--- START OF DOCUMENT TEXT ---
All data elements on the point sampling habitat field data sheet (Table 9) are
described in further detail in Appendix 3.
DATABASE DESCRIPTION
The Great Lakes’ electrofishing database was initially created in Microsoft
Access 2.0 (Moore et al. 1998). The software for this database was originally written in
Microsoft Visual Basic 3.0 for the purpose of bulk data input, updates and extractions.
The program was first moved to Visual Basic 6.0 and Access 97 then Access 2002 and
is now a 32-bit application, with bulk loading replaced by interactive data entry (JEMSys
Software Systems Inc 2003). The actual database is stored on a secure network drive,
allowing different members of the project to have access to the data. The front-end
user-interface (software for data entry and extraction) is stored on individual computer
hard-drives. This software was developed in a way that allows easy data entry (field
input screens are similar to field sheets) and also easy data manipulation within
Microsoft Access. Data can be exported as text files (.ext; tab, comma or space
delimited) and easily imported into Microsoft Excel for further queries and analyses.
Data from both habitat observations and fish catch data can be stored in the same
14
relational Access database. This arrangement has been useful for data analysis and for
interpreting fish-habitat linkages.
Data from both habitat and fish catches were carefully entered into the database.
Field sheets were initialed and dated by the individual entering the data (Tables 6, 7 and
9). After the data were entered, they were verified with the raw data from the field
sheets. Errors were easily corrected and the data were re-saved. The field sheet was
initialed and dated by the verifier. It takes approximately 40 to 50 minutes to enter
habitat data from 20 point samples into the database. Entry of transect habitat data
takes about 5 minutes per transect. The fish data entry time for both survey methods
varied depending on the number of fish captured.
Data validation is immediate upon entry into the electrofishing database. The
results of data validation are indicated by the background colour behind the data. A
white background indicates that the data is correct. A yellow background indicates a
warning which may be caused for example, in the individual tables by: missing lengths or
weights, length or weight out of historical range, or an unavailable length-weight
regression. A cyan or magenta-coloured background indicates a warning caused by
something exceeding confidence or prediction limits at P=0.05 and P=0.01, respectively.
For example, an individual’s weight exceeds prediction limits at length or for batch
weights, mean weight deviates significantly from the mean of individual weights or
historical geometric mean weight. A red background indicates an error caused by an
invalid transect identification, invalid date, invalid time, invalid species code, non-numeric
length or weight, or a missing count. Validation on the habitat assessment tables is less
precise and is generally limited to checks such as positive numeric values where
required, properly formatted dates and times, vaguely defined ranges for temperatures,
start times preceding end times and habitat date being the same as the transect
sampling date. For more details, refer to Moore et al. (1998).
--- END OF DOCUMENT TEXT ---
REQUESTS:
1. In the electrofishing database description, how long does it take to enter habitat data from 20 point samples?
2. Can you translate this sentence from the electrofishing database description into Spanish: "Entry of transect habitat data takes about 5 minutes per transect."
3. Write the next passage of the electrofishing database description, continuing after its final sentence.
--- START OF EXTRACTED RECORDS ---
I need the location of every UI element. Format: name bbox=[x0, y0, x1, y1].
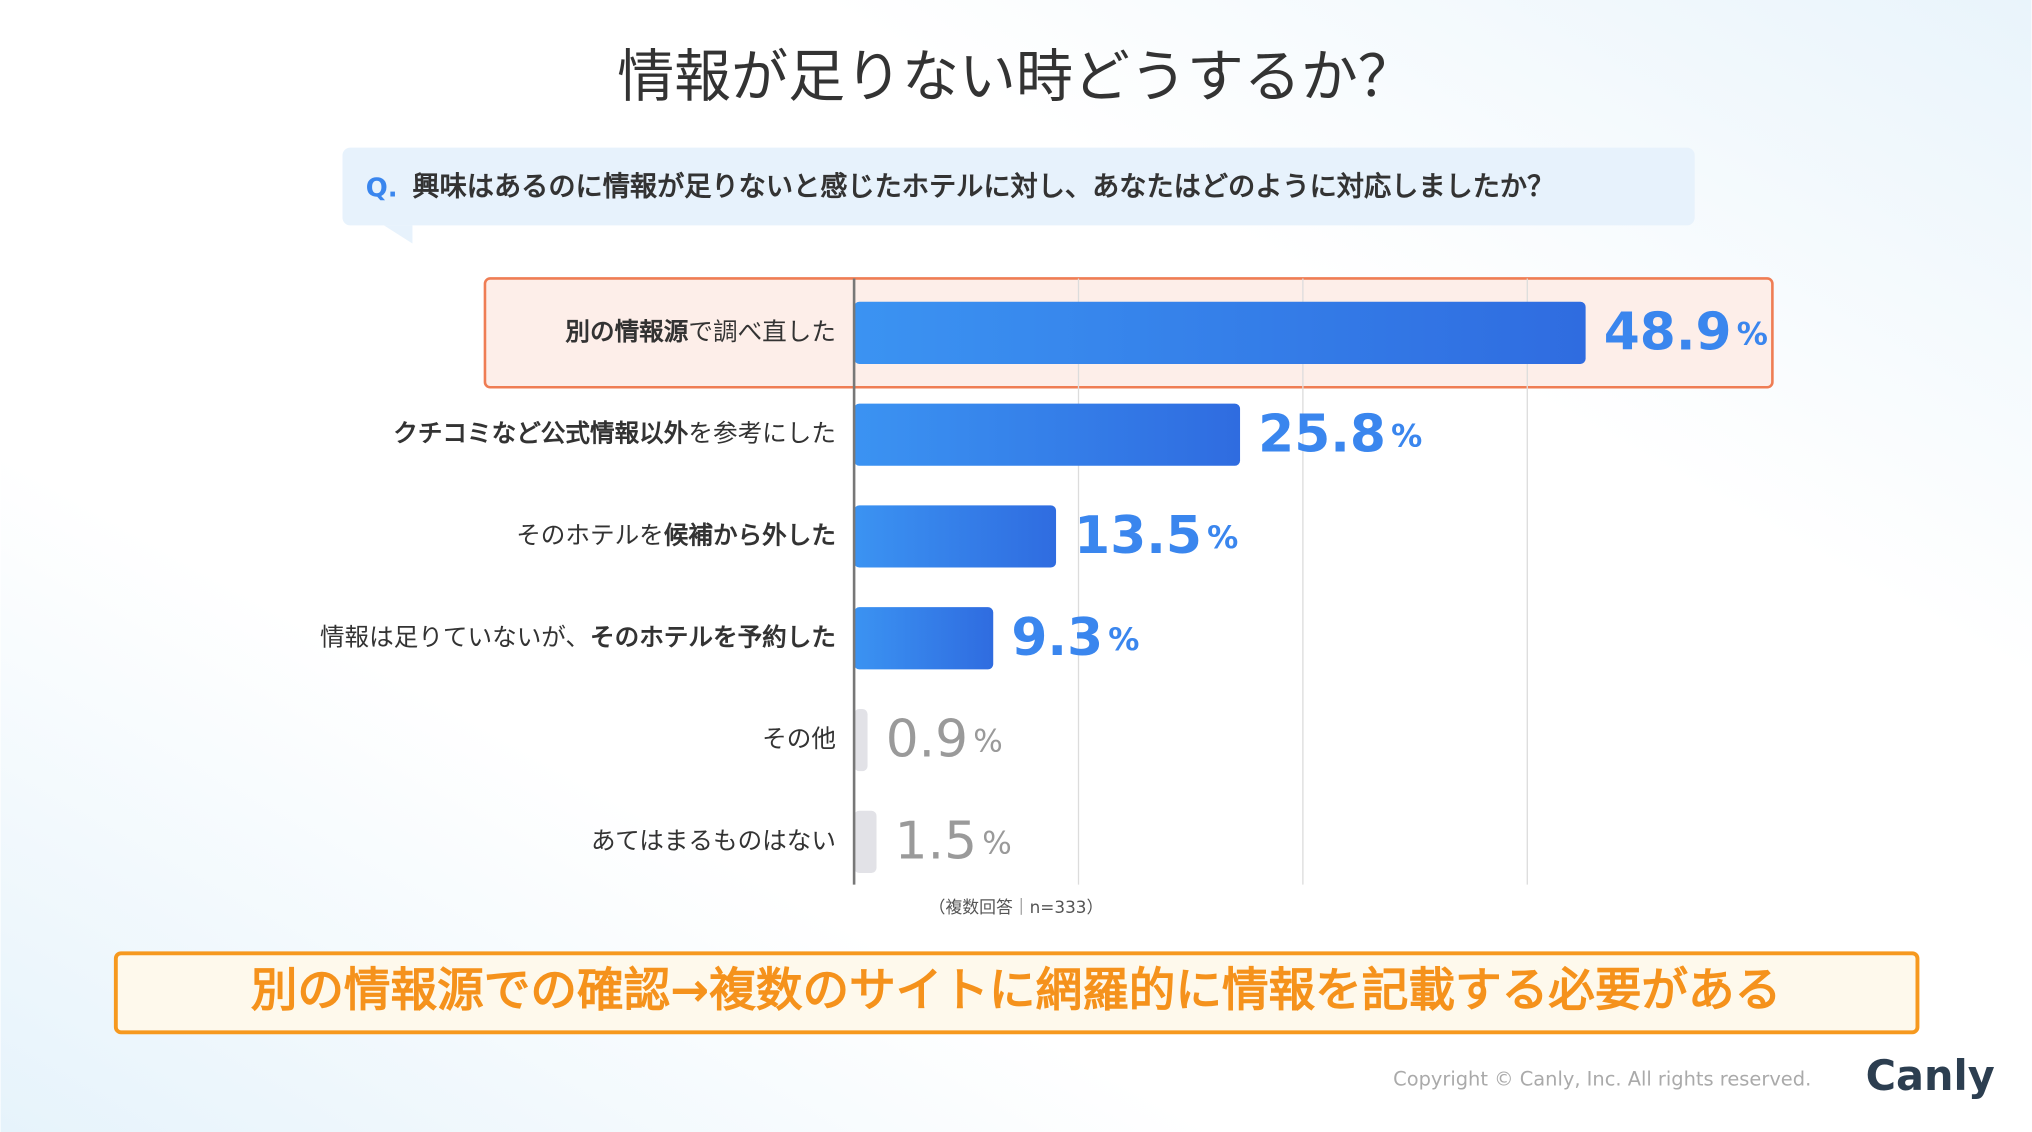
question: 興味はあるのに情報が足りないと感じたホテルに対し、あなたはどのように対応しました… bbox=[412, 170, 1554, 202]
category-segment: そのホテルを bbox=[516, 520, 664, 549]
value-label: 9.3% bbox=[1011, 608, 1139, 668]
value-label: 48.9% bbox=[1604, 302, 1768, 362]
value-label: 1.5% bbox=[895, 811, 1012, 871]
logo: Canly bbox=[1866, 1052, 1995, 1100]
category-label: 別の情報源で調べ直した bbox=[565, 317, 836, 346]
copyright: Copyright © Canly, Inc. All rights reser… bbox=[1393, 1068, 1811, 1091]
value-unit: % bbox=[973, 724, 1003, 760]
value-unit: % bbox=[982, 825, 1012, 861]
category-segment: あてはまるものはない bbox=[591, 826, 836, 855]
category-segment: クチコミなど公式情報以外 bbox=[393, 419, 689, 448]
question-prefix: Q. bbox=[366, 174, 398, 204]
bar bbox=[854, 810, 877, 873]
category-label: クチコミなど公式情報以外を参考にした bbox=[393, 419, 836, 448]
bar bbox=[854, 403, 1241, 466]
value-unit: % bbox=[1108, 622, 1139, 658]
note: （複数回答｜n=333） bbox=[929, 897, 1104, 917]
value-label: 25.8% bbox=[1258, 404, 1422, 464]
value-number: 1.5 bbox=[895, 811, 977, 871]
value-number: 48.9 bbox=[1604, 302, 1732, 362]
category-label: 情報は足りていないが、そのホテルを予約した bbox=[320, 622, 836, 651]
conclusion: 別の情報源での確認→複数のサイトに網羅的に情報を記載する必要がある bbox=[251, 963, 1782, 1017]
category-segment: そのホテルを予約した bbox=[590, 622, 836, 651]
category-segment: その他 bbox=[762, 724, 836, 753]
category-segment: 別の情報源 bbox=[565, 317, 688, 346]
value-number: 9.3 bbox=[1011, 608, 1103, 668]
category-segment: 情報は足りていないが、 bbox=[320, 622, 590, 651]
value-label: 13.5% bbox=[1074, 506, 1238, 566]
bar bbox=[854, 505, 1057, 568]
conclusion-box bbox=[113, 951, 1920, 1035]
value-label: 0.9% bbox=[886, 710, 1003, 770]
title: 情報が足りない時どうするか？ bbox=[617, 44, 1415, 110]
value-unit: % bbox=[1391, 418, 1422, 454]
category-segment: で調べ直した bbox=[688, 317, 836, 346]
category-segment: 候補から外した bbox=[664, 520, 836, 549]
value-number: 13.5 bbox=[1074, 506, 1202, 566]
bar bbox=[854, 301, 1586, 364]
value-number: 0.9 bbox=[886, 710, 968, 770]
question-box bbox=[342, 147, 1695, 226]
category-label: その他 bbox=[762, 724, 836, 753]
value-unit: % bbox=[1207, 520, 1238, 556]
category-segment: を参考にした bbox=[688, 419, 836, 448]
bar bbox=[854, 607, 994, 670]
value-number: 25.8 bbox=[1258, 404, 1386, 464]
category-label: あてはまるものはない bbox=[591, 826, 836, 855]
value-unit: % bbox=[1737, 316, 1768, 352]
bar bbox=[854, 708, 868, 772]
category-label: そのホテルを候補から外した bbox=[516, 520, 836, 549]
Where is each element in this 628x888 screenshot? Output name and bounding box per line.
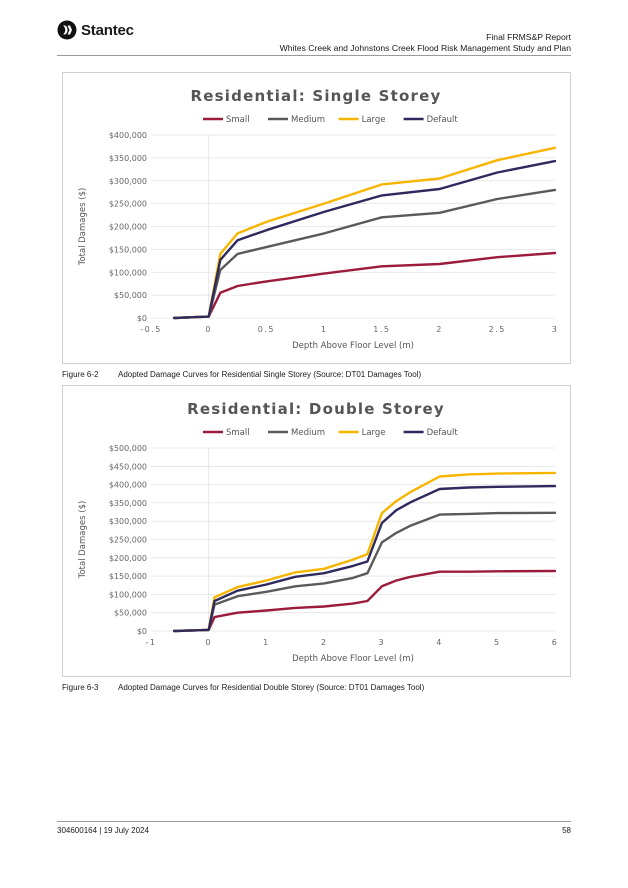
--- END OF EXTRACTED RECORDS ---
THE RESPONSES:
1. Approximately 40 to 50 minutes.

2. La introducción de los datos de hábitat por transecto toma unos 5 minutos por transecto.

3.
15
RELEVANCE OF ENVIRONMENTAL AND HABITAT MEASUREMENTS
This section explains the relevance and significance of the environmental
measurements that are recorded during an electrofishing survey. Information that was
recorded can be grouped into three categories: (1) in situ sampling information (i.e.,
weather, date, time and location), (2) water quality (chemistry and temperature) and (3)
physical habitat characteristics. All of these factors can affect the fish catches at the
time of survey. The environmental information is paramount for maintaining the integrity
and usefulness of the data, and to aid in interpreting the temporal and spatially variability
of the fish catches. Standardization of procedures and controllable variables (e.g.,
electrical configuration and power output) are also important to minimize bias and
variation due to gear and operational practices (Hine 1971; Jesien and Hocutt 1990; Kolz
and Reynolds 1990; Harden and Conner 1992; Burkhardt and Gutreuter 1995; Kershner
and Marschall 1998; Boner and Hubert 2002; Bayley and Austen 2002). In the following
section, the potential effect of environmental and habitat data at the time of survey on
fish distribution and electrofishing efficiency will be discussed.
SAMPLING INFORMATION
Weather: For safety reasons, weather was the first variable to consider prior to
conducting an electrofishing survey. Rain, thunderstorms (lightning) and strong winds
are unsuitable for electrofishing as wet electrical equipment greatly increases the hazard
of shock (Reynolds 1996). In addition to safety, weather can affect other aspects of the
survey, such as sampling efficiency and the distribution of fish. Rain and wind can affect
electrofishing efficiency by disrupting surface visibility for netters and by affecting the
balance/stability of netters at the bow (Reynolds 1996). Other uncontrollable factors,
such as a cold front, storm or the moon cycle can cause abrupt changes in fish
distribution. For example, wind speed and barometric pressure were found to be
correlated with movements of black crappie (Guy et al., 1992). Springtime frontal
systems have been found to cause adult fish tending nests to temporarily move,
resulting in reduced catch rates (Reynolds 1996). Climatic conditions can also
determine the presence or absence of certain species, and weather conditions at the
time of the survey should be recorded.
Season (Date): Both season and date are important factors to record when
conducting a fish survey. Seasonal fluctuations in water levels, temperature,
16
conductivity, macrophyte cover, primary productivity, and abundance of food will
stimulate movement in fish and therefore affect catch rates (Zalewski and Cowx 1990).
The potential impact of these factors on catch efficiency and fish distribution will be
discussed later.
Species that seasonally or diurnally inhabit the shoreline such as centrarchids,
cyprinids, and percids can be more vulnerable to electrofishing during these times (e.g.,
spawning, feeding) than benthic or pelagic species (Reynolds 1996). Spring often brings
many life stages to the warmer inshore waters and it has been considered a good time
for sampling. Autumn can also be considered a good time to sample adult pelagic fish
as they move inshore to spawn or feed before returning to deeper waters to over-winter.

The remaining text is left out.